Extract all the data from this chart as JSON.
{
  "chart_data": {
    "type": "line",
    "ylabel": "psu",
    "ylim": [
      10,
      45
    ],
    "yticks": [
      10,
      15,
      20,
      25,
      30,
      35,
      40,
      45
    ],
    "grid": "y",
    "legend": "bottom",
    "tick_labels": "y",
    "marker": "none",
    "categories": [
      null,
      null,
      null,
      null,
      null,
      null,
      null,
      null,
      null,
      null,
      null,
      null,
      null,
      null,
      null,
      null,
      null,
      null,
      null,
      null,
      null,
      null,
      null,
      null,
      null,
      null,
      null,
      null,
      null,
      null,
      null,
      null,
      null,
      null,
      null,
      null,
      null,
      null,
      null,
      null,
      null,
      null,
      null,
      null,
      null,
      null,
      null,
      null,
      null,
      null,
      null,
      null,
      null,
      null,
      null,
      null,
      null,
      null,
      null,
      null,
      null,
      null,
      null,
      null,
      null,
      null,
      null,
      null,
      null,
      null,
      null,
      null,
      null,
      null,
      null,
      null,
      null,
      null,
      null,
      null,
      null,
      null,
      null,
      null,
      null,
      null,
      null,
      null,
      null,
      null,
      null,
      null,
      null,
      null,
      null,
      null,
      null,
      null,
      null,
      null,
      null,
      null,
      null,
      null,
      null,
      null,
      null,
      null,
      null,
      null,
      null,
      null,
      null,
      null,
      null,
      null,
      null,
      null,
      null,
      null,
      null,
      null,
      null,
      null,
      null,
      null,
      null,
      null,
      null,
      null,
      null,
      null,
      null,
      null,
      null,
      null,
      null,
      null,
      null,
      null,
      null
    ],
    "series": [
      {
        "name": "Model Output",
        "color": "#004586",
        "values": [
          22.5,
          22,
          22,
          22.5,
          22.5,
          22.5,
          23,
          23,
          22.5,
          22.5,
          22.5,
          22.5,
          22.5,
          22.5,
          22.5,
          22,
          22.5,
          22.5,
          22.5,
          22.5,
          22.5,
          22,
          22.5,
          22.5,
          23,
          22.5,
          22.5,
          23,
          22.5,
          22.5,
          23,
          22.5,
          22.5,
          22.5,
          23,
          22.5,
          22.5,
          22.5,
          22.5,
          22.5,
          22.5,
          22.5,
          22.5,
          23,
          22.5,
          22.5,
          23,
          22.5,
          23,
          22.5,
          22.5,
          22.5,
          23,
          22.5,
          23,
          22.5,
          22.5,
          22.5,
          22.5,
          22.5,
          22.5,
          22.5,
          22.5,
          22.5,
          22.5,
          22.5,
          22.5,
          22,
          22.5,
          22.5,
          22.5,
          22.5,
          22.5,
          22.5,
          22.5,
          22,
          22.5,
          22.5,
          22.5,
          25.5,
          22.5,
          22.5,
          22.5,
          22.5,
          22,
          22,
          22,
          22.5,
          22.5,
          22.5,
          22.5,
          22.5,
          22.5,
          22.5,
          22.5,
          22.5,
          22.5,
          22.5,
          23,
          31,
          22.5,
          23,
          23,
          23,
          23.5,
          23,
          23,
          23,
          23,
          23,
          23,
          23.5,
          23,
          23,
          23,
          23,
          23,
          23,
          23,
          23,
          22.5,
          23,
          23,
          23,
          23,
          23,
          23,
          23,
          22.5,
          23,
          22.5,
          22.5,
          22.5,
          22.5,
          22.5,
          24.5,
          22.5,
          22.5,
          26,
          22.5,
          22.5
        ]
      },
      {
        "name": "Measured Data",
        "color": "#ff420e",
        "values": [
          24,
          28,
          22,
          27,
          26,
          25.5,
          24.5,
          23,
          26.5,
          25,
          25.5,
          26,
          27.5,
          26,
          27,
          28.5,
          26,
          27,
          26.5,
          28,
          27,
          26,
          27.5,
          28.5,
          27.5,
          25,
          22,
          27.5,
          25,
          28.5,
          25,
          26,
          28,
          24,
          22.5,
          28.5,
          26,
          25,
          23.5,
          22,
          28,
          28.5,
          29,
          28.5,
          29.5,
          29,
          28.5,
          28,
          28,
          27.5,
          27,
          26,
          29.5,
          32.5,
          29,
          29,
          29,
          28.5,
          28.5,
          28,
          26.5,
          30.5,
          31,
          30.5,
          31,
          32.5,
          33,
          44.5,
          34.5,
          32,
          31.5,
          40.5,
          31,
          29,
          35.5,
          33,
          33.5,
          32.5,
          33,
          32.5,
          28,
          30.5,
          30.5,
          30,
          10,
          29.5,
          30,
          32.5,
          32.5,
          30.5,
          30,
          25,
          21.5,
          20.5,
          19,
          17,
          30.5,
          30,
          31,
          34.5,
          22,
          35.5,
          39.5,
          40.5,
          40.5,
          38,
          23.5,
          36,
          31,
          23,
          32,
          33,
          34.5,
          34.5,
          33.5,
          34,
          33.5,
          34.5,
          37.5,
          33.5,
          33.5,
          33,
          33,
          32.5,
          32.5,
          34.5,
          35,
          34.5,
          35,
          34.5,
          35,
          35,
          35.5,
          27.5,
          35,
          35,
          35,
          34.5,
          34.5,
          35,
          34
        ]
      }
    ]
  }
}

++++

# TASK INSTRUCTIONS:
Return the entries above exactly as they appear.

# RESPONSE TO THE TASK:
Extract all the data from this chart as JSON.
{
  "chart_data": {
    "type": "line",
    "ylabel": "psu",
    "ylim": [
      10,
      45
    ],
    "yticks": [
      10,
      15,
      20,
      25,
      30,
      35,
      40,
      45
    ],
    "grid": "y",
    "legend": "bottom",
    "tick_labels": "y",
    "marker": "none",
    "categories": [
      null,
      null,
      null,
      null,
      null,
      null,
      null,
      null,
      null,
      null,
      null,
      null,
      null,
      null,
      null,
      null,
      null,
      null,
      null,
      null,
      null,
      null,
      null,
      null,
      null,
      null,
      null,
      null,
      null,
      null,
      null,
      null,
      null,
      null,
      null,
      null,
      null,
      null,
      null,
      null,
      null,
      null,
      null,
      null,
      null,
      null,
      null,
      null,
      null,
      null,
      null,
      null,
      null,
      null,
      null,
      null,
      null,
      null,
      null,
      null,
      null,
      null,
      null,
      null,
      null,
      null,
      null,
      null,
      null,
      null,
      null,
      null,
      null,
      null,
      null,
      null,
      null,
      null,
      null,
      null,
      null,
      null,
      null,
      null,
      null,
      null,
      null,
      null,
      null,
      null,
      null,
      null,
      null,
      null,
      null,
      null,
      null,
      null,
      null,
      null,
      null,
      null,
      null,
      null,
      null,
      null,
      null,
      null,
      null,
      null,
      null,
      null,
      null,
      null,
      null,
      null,
      null,
      null,
      null,
      null,
      null,
      null,
      null,
      null,
      null,
      null,
      null,
      null,
      null,
      null,
      null,
      null,
      null,
      null,
      null,
      null,
      null,
      null,
      null,
      null,
      null
    ],
    "series": [
      {
        "name": "Model Output",
        "color": "#004586",
        "values": [
          22.5,
          22,
          22,
          22.5,
          22.5,
          22.5,
          23,
          23,
          22.5,
          22.5,
          22.5,
          22.5,
          22.5,
          22.5,
          22.5,
          22,
          22.5,
          22.5,
          22.5,
          22.5,
          22.5,
          22,
          22.5,
          22.5,
          23,
          22.5,
          22.5,
          23,
          22.5,
          22.5,
          23,
          22.5,
          22.5,
          22.5,
          23,
          22.5,
          22.5,
          22.5,
          22.5,
          22.5,
          22.5,
          22.5,
          22.5,
          23,
          22.5,
          22.5,
          23,
          22.5,
          23,
          22.5,
          22.5,
          22.5,
          23,
          22.5,
          23,
          22.5,
          22.5,
          22.5,
          22.5,
          22.5,
          22.5,
          22.5,
          22.5,
          22.5,
          22.5,
          22.5,
          22.5,
          22,
          22.5,
          22.5,
          22.5,
          22.5,
          22.5,
          22.5,
          22.5,
          22,
          22.5,
          22.5,
          22.5,
          25.5,
          22.5,
          22.5,
          22.5,
          22.5,
          22,
          22,
          22,
          22.5,
          22.5,
          22.5,
          22.5,
          22.5,
          22.5,
          22.5,
          22.5,
          22.5,
          22.5,
          22.5,
          23,
          31,
          22.5,
          23,
          23,
          23,
          23.5,
          23,
          23,
          23,
          23,
          23,
          23,
          23.5,
          23,
          23,
          23,
          23,
          23,
          23,
          23,
          23,
          22.5,
          23,
          23,
          23,
          23,
          23,
          23,
          23,
          22.5,
          23,
          22.5,
          22.5,
          22.5,
          22.5,
          22.5,
          24.5,
          22.5,
          22.5,
          26,
          22.5,
          22.5
        ]
      },
      {
        "name": "Measured Data",
        "color": "#ff420e",
        "values": [
          24,
          28,
          22,
          27,
          26,
          25.5,
          24.5,
          23,
          26.5,
          25,
          25.5,
          26,
          27.5,
          26,
          27,
          28.5,
          26,
          27,
          26.5,
          28,
          27,
          26,
          27.5,
          28.5,
          27.5,
          25,
          22,
          27.5,
          25,
          28.5,
          25,
          26,
          28,
          24,
          22.5,
          28.5,
          26,
          25,
          23.5,
          22,
          28,
          28.5,
          29,
          28.5,
          29.5,
          29,
          28.5,
          28,
          28,
          27.5,
          27,
          26,
          29.5,
          32.5,
          29,
          29,
          29,
          28.5,
          28.5,
          28,
          26.5,
          30.5,
          31,
          30.5,
          31,
          32.5,
          33,
          44.5,
          34.5,
          32,
          31.5,
          40.5,
          31,
          29,
          35.5,
          33,
          33.5,
          32.5,
          33,
          32.5,
          28,
          30.5,
          30.5,
          30,
          10,
          29.5,
          30,
          32.5,
          32.5,
          30.5,
          30,
          25,
          21.5,
          20.5,
          19,
          17,
          30.5,
          30,
          31,
          34.5,
          22,
          35.5,
          39.5,
          40.5,
          40.5,
          38,
          23.5,
          36,
          31,
          23,
          32,
          33,
          34.5,
          34.5,
          33.5,
          34,
          33.5,
          34.5,
          37.5,
          33.5,
          33.5,
          33,
          33,
          32.5,
          32.5,
          34.5,
          35,
          34.5,
          35,
          34.5,
          35,
          35,
          35.5,
          27.5,
          35,
          35,
          35,
          34.5,
          34.5,
          35,
          34
        ]
      }
    ]
  }
}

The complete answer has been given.